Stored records
--------

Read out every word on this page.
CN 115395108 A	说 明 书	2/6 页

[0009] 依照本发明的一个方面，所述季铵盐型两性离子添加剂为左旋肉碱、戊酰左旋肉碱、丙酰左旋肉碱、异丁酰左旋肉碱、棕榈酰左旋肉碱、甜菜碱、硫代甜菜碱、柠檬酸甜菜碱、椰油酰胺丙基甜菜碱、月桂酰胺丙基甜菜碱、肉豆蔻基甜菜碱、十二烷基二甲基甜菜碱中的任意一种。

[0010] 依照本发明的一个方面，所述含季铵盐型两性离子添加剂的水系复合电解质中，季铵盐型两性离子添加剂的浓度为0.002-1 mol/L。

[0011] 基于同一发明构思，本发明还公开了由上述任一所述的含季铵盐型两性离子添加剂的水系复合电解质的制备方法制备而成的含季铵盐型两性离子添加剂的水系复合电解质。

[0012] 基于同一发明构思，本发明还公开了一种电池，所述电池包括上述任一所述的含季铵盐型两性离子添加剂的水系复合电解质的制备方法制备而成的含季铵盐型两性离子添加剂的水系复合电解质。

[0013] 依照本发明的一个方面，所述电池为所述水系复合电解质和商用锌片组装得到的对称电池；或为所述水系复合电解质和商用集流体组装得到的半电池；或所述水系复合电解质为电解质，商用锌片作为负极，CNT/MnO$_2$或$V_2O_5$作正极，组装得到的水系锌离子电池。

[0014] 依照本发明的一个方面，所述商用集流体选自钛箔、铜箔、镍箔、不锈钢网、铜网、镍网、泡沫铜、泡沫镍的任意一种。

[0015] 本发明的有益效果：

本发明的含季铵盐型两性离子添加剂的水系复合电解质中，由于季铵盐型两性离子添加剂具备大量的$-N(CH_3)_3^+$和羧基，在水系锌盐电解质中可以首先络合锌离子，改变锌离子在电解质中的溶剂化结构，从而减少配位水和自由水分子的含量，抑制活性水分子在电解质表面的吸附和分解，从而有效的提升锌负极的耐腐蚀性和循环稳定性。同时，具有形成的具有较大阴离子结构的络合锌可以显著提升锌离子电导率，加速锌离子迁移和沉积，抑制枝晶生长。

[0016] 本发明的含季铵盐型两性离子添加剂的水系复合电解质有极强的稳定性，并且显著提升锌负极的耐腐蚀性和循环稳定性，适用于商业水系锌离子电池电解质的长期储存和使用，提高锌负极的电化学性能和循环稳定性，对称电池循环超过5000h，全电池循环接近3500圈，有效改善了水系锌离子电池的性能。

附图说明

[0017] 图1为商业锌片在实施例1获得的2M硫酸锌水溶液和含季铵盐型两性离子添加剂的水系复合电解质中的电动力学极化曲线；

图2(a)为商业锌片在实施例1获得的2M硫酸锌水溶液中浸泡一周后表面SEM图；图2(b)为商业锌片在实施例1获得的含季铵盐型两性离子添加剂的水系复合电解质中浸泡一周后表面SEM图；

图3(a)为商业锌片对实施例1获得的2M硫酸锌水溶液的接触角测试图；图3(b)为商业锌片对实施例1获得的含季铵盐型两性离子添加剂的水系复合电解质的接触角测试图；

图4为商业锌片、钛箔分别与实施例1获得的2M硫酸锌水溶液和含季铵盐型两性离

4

--------

* Objective:
Keep only those lines of the records that hold "基于同一发明构思", and return them.

* Solution to this problem:
[0011] 基于同一发明构思，本发明还公开了由上述任一所述的含季铵盐型两性离子添加剂的水系复合电解质的制备方法制备而成的含季铵盐型两性离子添加剂的水系复合电解质。
[0012] 基于同一发明构思，本发明还公开了一种电池，所述电池包括上述任一所述的含季铵盐型两性离子添加剂的水系复合电解质的制备方法制备而成的含季铵盐型两性离子添加剂的水系复合电解质。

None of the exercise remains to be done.